== 元の文書 ==

名作アニメ『AKIRA』のあのシーンが引用されている。

 この作品は、見ればわかるがものすごく「引用」が多い。細かいところを見ていくとしよう。

 オープニングタイトルの後に出てくるこの動画。撮影したのはエドワード・マイブリッジ。イギリス出身の写真家で、作中で使用される動画は1878年に撮影された。動画というか実際には24台のカメラを並べて撮影されたもので、2000年代頃の言葉でいうと「ブレッドタイム」方式で撮影されたものである。
 この時撮影された連続写真は1880年に上映された。これが世界最初の映画上映である(上映時間は2秒)。これを見ていたトーマス・エジソンが後にキネトスコープを発明することになる。
 映画『NOPE/ノープ』の中では主人公ヘイウッド家の御先祖……ということになっているが、これは創作。実際の連続写真は、当時のカメラ技術であるとそこまで鮮明でなかったために「加筆」していたらしく、馬に乗っていたのは黒人であるかどうかもわかっていない。
 撮影されたのはスタンフォードの農場で、ケンタッキー種の牝馬サリー・ガードナー……ということまでわかっているが、騎手に関するの記録はない。よくわからないところだから、映画の中で「映画史上最初の俳優は黒人だった」という創作を当てはめている。

 映画冒頭に描かれる、1匹のチンパンジーが引き起こした惨劇。
 元ネタといえるかどうかわからないが、似たような事件は2009年に起きている。「トラビス事件」と呼ばれる事件で、テレビやコマーシャルに出演経験のある雄のチンパンジーが、飼い主の友人である女性に襲いかかり、鼻、両耳、両手を噛み切るという惨事が起きている。チンパンジーのトラビスは事件の直後、射殺されている。
 トラビスは「ペプシコーラ」のCMなどに出演し、人間社会によく馴染んでいたはずなのに、いったいなぜ……。原因究明の前に射殺されてしまったために詳しい経緯はわからないままになっている。
 ただ、テレビタレントとして活動するチンパンジーが突如凶暴化する、という事件は度々起きているらしく、日本でもパンくんという動物タレントが突如凶暴化し、飼育員を襲撃している。いくら人間界に馴染んでいようともチンパンジーはチンパンジー。野生を舐めちゃいかん。警戒心は忘れてはならない。

 アジア人俳優のリッキー・“ジュープ”・パーク。ヘイウッド牧場の“お隣さん”であるジュピター・パークの経営者。もと子役俳優だったが、その後出演も人気も途絶え、地方のテーマパークを買収して経営者になっている。

== 抜き出した資料 ==
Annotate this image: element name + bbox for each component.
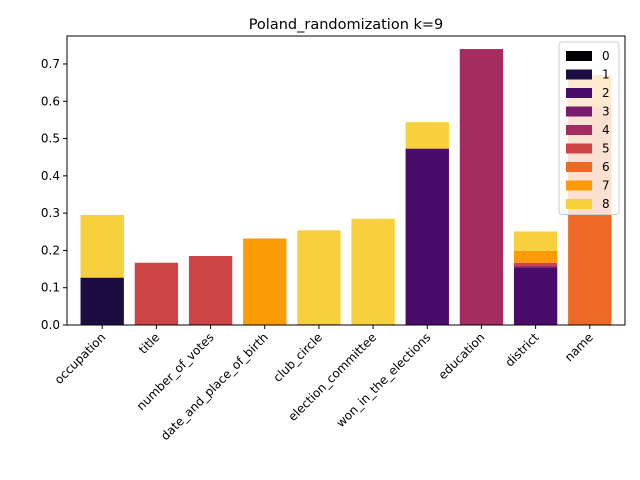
bar-segment-number-of-votes-series-5	[188, 256, 233, 325]
bar-segment-won-in-the-elections-series-2	[405, 148, 449, 325]
legend-label-2: 2	[602, 86, 610, 100]
bars-group	[80, 49, 612, 326]
y-tick-label: 0.1	[41, 281, 60, 295]
y-tick-label: 0.0	[41, 318, 60, 332]
bar-segment-district-series-7	[513, 250, 558, 263]
legend-swatch-2	[566, 88, 592, 98]
legend-swatch-8	[566, 199, 592, 209]
y-tick-label: 0.2	[41, 243, 60, 257]
legend: 0 1 2 3 4 5 6 7 8	[558, 41, 620, 215]
bar-segment-occupation-series-1	[80, 277, 124, 325]
y-tick-label: 0.6	[41, 94, 60, 108]
legend-label-3: 3	[602, 105, 610, 119]
bar-segment-won-in-the-elections-series-8	[405, 122, 449, 149]
legend-swatch-0	[566, 51, 592, 61]
legend-swatch-7	[566, 180, 592, 191]
bar-segment-election-committee-series-8	[351, 218, 395, 325]
bar-segment-district-series-8	[513, 231, 558, 251]
y-tick-label: 0.7	[41, 57, 60, 71]
legend-swatch-1	[566, 69, 592, 80]
legend-label-7: 7	[602, 179, 610, 193]
legend-label-5: 5	[602, 142, 610, 156]
legend-label-6: 6	[602, 160, 610, 174]
chart-title: Poland_randomization k=9	[249, 17, 444, 33]
bar-segment-occupation-series-8	[80, 214, 124, 278]
y-axis: 0.0 0.1 0.2 0.3 0.4 0.5 0.6 0.7	[41, 57, 67, 332]
bar-segment-education-series-4	[459, 49, 504, 326]
bar-segment-district-series-4	[513, 265, 558, 268]
bar-segment-district-series-2	[513, 267, 558, 325]
y-tick-label: 0.5	[41, 132, 60, 146]
bar-segment-date-and-place-of-birth-series-7	[243, 238, 287, 325]
bar-segment-title-series-5	[134, 262, 179, 325]
axes-frame	[66, 35, 626, 326]
bar-segment-district-series-5	[513, 262, 558, 266]
legend-swatch-4	[566, 125, 592, 135]
y-tick-label: 0.4	[41, 169, 60, 183]
y-tick-label: 0.3	[41, 206, 60, 220]
legend-label-1: 1	[602, 68, 610, 82]
bar-segment-club-circle-series-8	[297, 230, 341, 325]
legend-label-8: 8	[602, 197, 610, 211]
legend-swatch-6	[566, 162, 592, 172]
legend-swatch-3	[566, 106, 592, 117]
legend-label-4: 4	[602, 123, 610, 137]
legend-label-0: 0	[602, 49, 610, 63]
legend-swatch-5	[566, 143, 592, 154]
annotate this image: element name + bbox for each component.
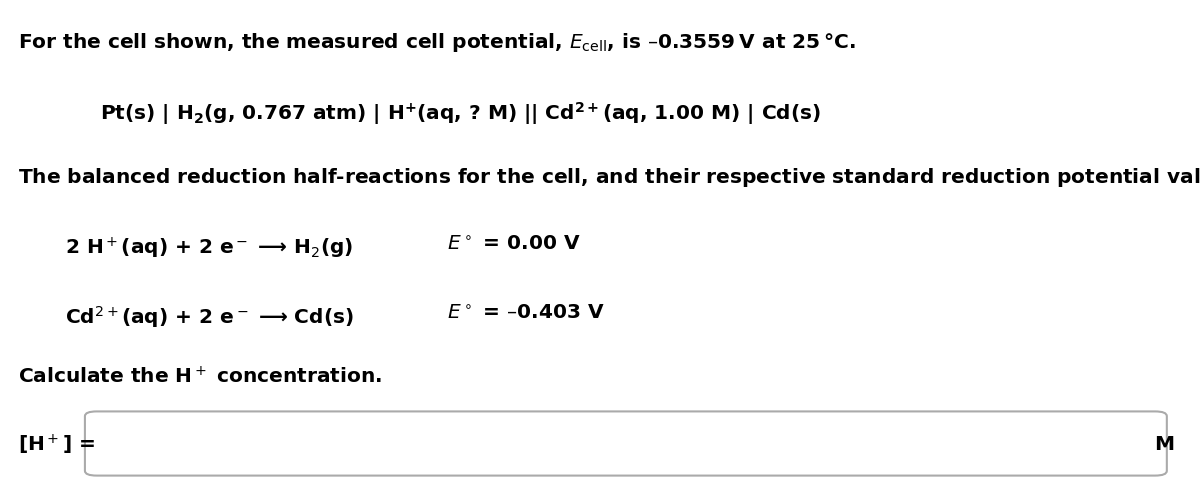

== やること ==
元の文書によると、エドワード・マイブリッジの連続写真は何台のカメラを並べて撮影されたか答えてください。

== 課題の答え ==
24台のカメラを並べて撮影されました。